## THE EXERCISE
Copy the records below exactly as they appear.

## INFORMATION SHOWN
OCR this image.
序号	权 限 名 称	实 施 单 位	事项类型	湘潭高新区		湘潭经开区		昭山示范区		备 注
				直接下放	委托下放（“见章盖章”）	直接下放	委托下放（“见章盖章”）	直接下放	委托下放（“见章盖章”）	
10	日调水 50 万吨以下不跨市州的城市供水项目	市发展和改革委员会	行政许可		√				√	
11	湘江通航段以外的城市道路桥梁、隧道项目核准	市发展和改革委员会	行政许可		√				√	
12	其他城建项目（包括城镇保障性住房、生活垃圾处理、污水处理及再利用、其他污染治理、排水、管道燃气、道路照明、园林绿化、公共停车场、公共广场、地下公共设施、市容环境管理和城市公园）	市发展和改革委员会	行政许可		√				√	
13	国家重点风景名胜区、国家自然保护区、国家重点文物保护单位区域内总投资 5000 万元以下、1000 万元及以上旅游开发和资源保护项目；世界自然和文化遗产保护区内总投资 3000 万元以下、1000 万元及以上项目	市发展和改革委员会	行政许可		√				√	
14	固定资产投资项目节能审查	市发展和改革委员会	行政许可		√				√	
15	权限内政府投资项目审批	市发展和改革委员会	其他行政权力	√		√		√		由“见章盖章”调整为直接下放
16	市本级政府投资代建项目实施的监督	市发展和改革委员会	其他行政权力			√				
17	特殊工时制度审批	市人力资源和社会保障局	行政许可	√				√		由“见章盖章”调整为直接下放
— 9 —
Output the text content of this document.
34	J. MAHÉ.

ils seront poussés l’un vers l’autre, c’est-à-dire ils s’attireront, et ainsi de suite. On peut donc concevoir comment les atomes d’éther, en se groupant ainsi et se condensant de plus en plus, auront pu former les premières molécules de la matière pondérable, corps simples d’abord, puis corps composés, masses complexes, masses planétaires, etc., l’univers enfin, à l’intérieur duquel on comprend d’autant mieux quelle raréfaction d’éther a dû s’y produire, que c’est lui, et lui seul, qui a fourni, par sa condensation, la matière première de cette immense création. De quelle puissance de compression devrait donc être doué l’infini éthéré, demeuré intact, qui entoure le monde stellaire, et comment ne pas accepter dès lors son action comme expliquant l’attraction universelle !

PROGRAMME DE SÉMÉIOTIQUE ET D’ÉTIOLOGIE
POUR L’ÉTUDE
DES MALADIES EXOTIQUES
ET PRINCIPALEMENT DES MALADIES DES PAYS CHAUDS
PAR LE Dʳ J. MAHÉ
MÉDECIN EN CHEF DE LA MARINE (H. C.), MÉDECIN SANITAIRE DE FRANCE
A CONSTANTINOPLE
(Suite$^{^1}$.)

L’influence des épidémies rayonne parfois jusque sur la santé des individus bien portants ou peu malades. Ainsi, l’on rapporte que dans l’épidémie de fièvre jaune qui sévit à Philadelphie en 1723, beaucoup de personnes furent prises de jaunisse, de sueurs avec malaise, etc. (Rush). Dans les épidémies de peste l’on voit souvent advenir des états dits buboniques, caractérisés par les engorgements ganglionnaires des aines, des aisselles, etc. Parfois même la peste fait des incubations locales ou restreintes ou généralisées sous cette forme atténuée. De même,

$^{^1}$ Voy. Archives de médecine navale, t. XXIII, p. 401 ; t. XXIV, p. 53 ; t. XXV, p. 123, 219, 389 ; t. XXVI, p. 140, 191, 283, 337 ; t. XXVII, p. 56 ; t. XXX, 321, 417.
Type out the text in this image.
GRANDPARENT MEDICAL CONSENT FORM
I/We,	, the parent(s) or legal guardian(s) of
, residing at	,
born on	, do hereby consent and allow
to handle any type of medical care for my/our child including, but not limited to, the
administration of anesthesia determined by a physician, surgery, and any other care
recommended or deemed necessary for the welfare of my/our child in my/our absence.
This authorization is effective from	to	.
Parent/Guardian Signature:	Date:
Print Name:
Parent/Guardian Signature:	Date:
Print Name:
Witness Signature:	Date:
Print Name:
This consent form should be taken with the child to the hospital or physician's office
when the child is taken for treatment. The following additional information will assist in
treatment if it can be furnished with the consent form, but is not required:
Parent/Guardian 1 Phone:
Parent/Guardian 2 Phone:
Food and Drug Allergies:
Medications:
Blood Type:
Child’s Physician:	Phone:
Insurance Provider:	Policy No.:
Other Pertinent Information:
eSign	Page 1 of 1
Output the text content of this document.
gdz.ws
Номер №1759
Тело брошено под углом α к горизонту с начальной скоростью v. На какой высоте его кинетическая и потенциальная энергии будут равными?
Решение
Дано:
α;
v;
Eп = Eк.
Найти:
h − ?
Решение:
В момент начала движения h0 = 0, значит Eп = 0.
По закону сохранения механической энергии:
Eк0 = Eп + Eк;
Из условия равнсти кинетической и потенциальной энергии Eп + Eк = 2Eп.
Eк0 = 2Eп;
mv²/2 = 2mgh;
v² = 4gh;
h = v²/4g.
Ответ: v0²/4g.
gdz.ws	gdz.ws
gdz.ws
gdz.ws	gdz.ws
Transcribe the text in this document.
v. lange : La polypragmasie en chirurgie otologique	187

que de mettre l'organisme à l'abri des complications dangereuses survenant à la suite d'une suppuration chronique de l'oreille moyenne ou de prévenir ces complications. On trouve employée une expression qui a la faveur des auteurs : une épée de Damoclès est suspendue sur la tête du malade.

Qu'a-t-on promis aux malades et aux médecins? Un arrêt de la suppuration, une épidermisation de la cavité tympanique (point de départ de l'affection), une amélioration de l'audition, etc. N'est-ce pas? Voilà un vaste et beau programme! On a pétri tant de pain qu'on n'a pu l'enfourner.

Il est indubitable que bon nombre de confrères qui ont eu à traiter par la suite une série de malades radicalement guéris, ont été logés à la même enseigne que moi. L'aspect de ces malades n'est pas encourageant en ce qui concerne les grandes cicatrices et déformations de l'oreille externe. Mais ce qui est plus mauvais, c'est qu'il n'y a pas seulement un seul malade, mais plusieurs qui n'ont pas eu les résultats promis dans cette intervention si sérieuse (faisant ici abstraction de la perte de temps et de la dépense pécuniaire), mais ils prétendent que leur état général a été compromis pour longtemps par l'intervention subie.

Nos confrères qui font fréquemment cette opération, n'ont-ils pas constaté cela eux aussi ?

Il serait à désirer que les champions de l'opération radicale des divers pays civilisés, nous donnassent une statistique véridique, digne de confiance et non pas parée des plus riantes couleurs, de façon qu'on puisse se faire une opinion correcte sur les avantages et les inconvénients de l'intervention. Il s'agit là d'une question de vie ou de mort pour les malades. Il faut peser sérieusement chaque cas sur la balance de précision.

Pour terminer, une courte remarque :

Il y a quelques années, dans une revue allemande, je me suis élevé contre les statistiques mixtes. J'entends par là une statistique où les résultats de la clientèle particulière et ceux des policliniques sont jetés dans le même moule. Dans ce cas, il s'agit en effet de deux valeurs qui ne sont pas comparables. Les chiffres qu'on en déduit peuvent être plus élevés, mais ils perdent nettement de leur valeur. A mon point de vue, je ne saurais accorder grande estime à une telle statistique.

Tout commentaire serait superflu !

## ANSWER TO THIS EXERCISE
OCR this image.
序号	权 限 名 称	实 施 单 位	事项类型	湘潭高新区		湘潭经开区		昭山示范区		备 注
				直接下放	委托下放（“见章盖章”）	直接下放	委托下放（“见章盖章”）	直接下放	委托下放（“见章盖章”）	
10	日调水 50 万吨以下不跨市州的城市供水项目	市发展和改革委员会	行政许可		√				√	
11	湘江通航段以外的城市道路桥梁、隧道项目核准	市发展和改革委员会	行政许可		√				√	
12	其他城建项目（包括城镇保障性住房、生活垃圾处理、污水处理及再利用、其他污染治理、排水、管道燃气、道路照明、园林绿化、公共停车场、公共广场、地下公共设施、市容环境管理和城市公园）	市发展和改革委员会	行政许可		√				√	
13	国家重点风景名胜区、国家自然保护区、国家重点文物保护单位区域内总投资 5000 万元以下、1000 万元及以上旅游开发和资源保护项目；世界自然和文化遗产保护区内总投资 3000 万元以下、1000 万元及以上项目	市发展和改革委员会	行政许可		√				√	
14	固定资产投资项目节能审查	市发展和改革委员会	行政许可		√				√	
15	权限内政府投资项目审批	市发展和改革委员会	其他行政权力	√		√		√		由“见章盖章”调整为直接下放
16	市本级政府投资代建项目实施的监督	市发展和改革委员会	其他行政权力			√				
17	特殊工时制度审批	市人力资源和社会保障局	行政许可	√				√		由“见章盖章”调整为直接下放
— 9 —
Output the text content of this document.
34	J. MAHÉ.

ils seront poussés l’un vers l’autre, c’est-à-dire ils s’attireront, et ainsi de suite. On peut donc concevoir comment les atomes d’éther, en se groupant ainsi et se condensant de plus en plus, auront pu former les premières molécules de la matière pondérable, corps simples d’abord, puis corps composés, masses complexes, masses planétaires, etc., l’univers enfin, à l’intérieur duquel on comprend d’autant mieux quelle raréfaction d’éther a dû s’y produire, que c’est lui, et lui seul, qui a fourni, par sa condensation, la matière première de cette immense création. De quelle puissance de compression devrait donc être doué l’infini éthéré, demeuré intact, qui entoure le monde stellaire, et comment ne pas accepter dès lors son action comme expliquant l’attraction universelle !

PROGRAMME DE SÉMÉIOTIQUE ET D’ÉTIOLOGIE
POUR L’ÉTUDE
DES MALADIES EXOTIQUES
ET PRINCIPALEMENT DES MALADIES DES PAYS CHAUDS
PAR LE Dʳ J. MAHÉ
MÉDECIN EN CHEF DE LA MARINE (H. C.), MÉDECIN SANITAIRE DE FRANCE
A CONSTANTINOPLE
(Suite$^{^1}$.)

L’influence des épidémies rayonne parfois jusque sur la santé des individus bien portants ou peu malades. Ainsi, l’on rapporte que dans l’épidémie de fièvre jaune qui sévit à Philadelphie en 1723, beaucoup de personnes furent prises de jaunisse, de sueurs avec malaise, etc. (Rush). Dans les épidémies de peste l’on voit souvent advenir des états dits buboniques, caractérisés par les engorgements ganglionnaires des aines, des aisselles, etc. Parfois même la peste fait des incubations locales ou restreintes ou généralisées sous cette forme atténuée. De même,

$^{^1}$ Voy. Archives de médecine navale, t. XXIII, p. 401 ; t. XXIV, p. 53 ; t. XXV, p. 123, 219, 389 ; t. XXVI, p. 140, 191, 283, 337 ; t. XXVII, p. 56 ; t. XXX, 321, 417.
Type out the text in this image.
GRANDPARENT MEDICAL CONSENT FORM
I/We,	, the parent(s) or legal guardian(s) of
, residing at	,
born on	, do hereby consent and allow
to handle any type of medical care for my/our child including, but not limited to, the
administration of anesthesia determined by a physician, surgery, and any other care
recommended or deemed necessary for the welfare of my/our child in my/our absence.
This authorization is effective from	to	.
Parent/Guardian Signature:	Date:
Print Name:
Parent/Guardian Signature:	Date:
Print Name:
Witness Signature:	Date:
Print Name:
This consent form should be taken with the child to the hospital or physician's office
when the child is taken for treatment. The following additional information will assist in
treatment if it can be furnished with the consent form, but is not required:
Parent/Guardian 1 Phone:
Parent/Guardian 2 Phone:
Food and Drug Allergies:
Medications:
Blood Type:
Child’s Physician:	Phone:
Insurance Provider:	Policy No.:
Other Pertinent Information:
eSign	Page 1 of 1
Output the text content of this document.
gdz.ws
Номер №1759
Тело брошено под углом α к горизонту с начальной скоростью v. На какой высоте его кинетическая и потенциальная энергии будут равными?
Решение
Дано:
α;
v;
Eп = Eк.
Найти:
h − ?
Решение:
В момент начала движения h0 = 0, значит Eп = 0.
По закону сохранения механической энергии:
Eк0 = Eп + Eк;
Из условия равнсти кинетической и потенциальной энергии Eп + Eк = 2Eп.
Eк0 = 2Eп;
mv²/2 = 2mgh;
v² = 4gh;
h = v²/4g.
Ответ: v0²/4g.
gdz.ws	gdz.ws
gdz.ws
gdz.ws	gdz.ws
Transcribe the text in this document.
v. lange : La polypragmasie en chirurgie otologique	187

que de mettre l'organisme à l'abri des complications dangereuses survenant à la suite d'une suppuration chronique de l'oreille moyenne ou de prévenir ces complications. On trouve employée une expression qui a la faveur des auteurs : une épée de Damoclès est suspendue sur la tête du malade.

Qu'a-t-on promis aux malades et aux médecins? Un arrêt de la suppuration, une épidermisation de la cavité tympanique (point de départ de l'affection), une amélioration de l'audition, etc. N'est-ce pas? Voilà un vaste et beau programme! On a pétri tant de pain qu'on n'a pu l'enfourner.

Il est indubitable que bon nombre de confrères qui ont eu à traiter par la suite une série de malades radicalement guéris, ont été logés à la même enseigne que moi. L'aspect de ces malades n'est pas encourageant en ce qui concerne les grandes cicatrices et déformations de l'oreille externe. Mais ce qui est plus mauvais, c'est qu'il n'y a pas seulement un seul malade, mais plusieurs qui n'ont pas eu les résultats promis dans cette intervention si sérieuse (faisant ici abstraction de la perte de temps et de la dépense pécuniaire), mais ils prétendent que leur état général a été compromis pour longtemps par l'intervention subie.

Nos confrères qui font fréquemment cette opération, n'ont-ils pas constaté cela eux aussi ?

Il serait à désirer que les champions de l'opération radicale des divers pays civilisés, nous donnassent une statistique véridique, digne de confiance et non pas parée des plus riantes couleurs, de façon qu'on puisse se faire une opinion correcte sur les avantages et les inconvénients de l'intervention. Il s'agit là d'une question de vie ou de mort pour les malades. Il faut peser sérieusement chaque cas sur la balance de précision.

Pour terminer, une courte remarque :

Il y a quelques années, dans une revue allemande, je me suis élevé contre les statistiques mixtes. J'entends par là une statistique où les résultats de la clientèle particulière et ceux des policliniques sont jetés dans le même moule. Dans ce cas, il s'agit en effet de deux valeurs qui ne sont pas comparables. Les chiffres qu'on en déduit peuvent être plus élevés, mais ils perdent nettement de leur valeur. A mon point de vue, je ne saurais accorder grande estime à une telle statistique.

Tout commentaire serait superflu !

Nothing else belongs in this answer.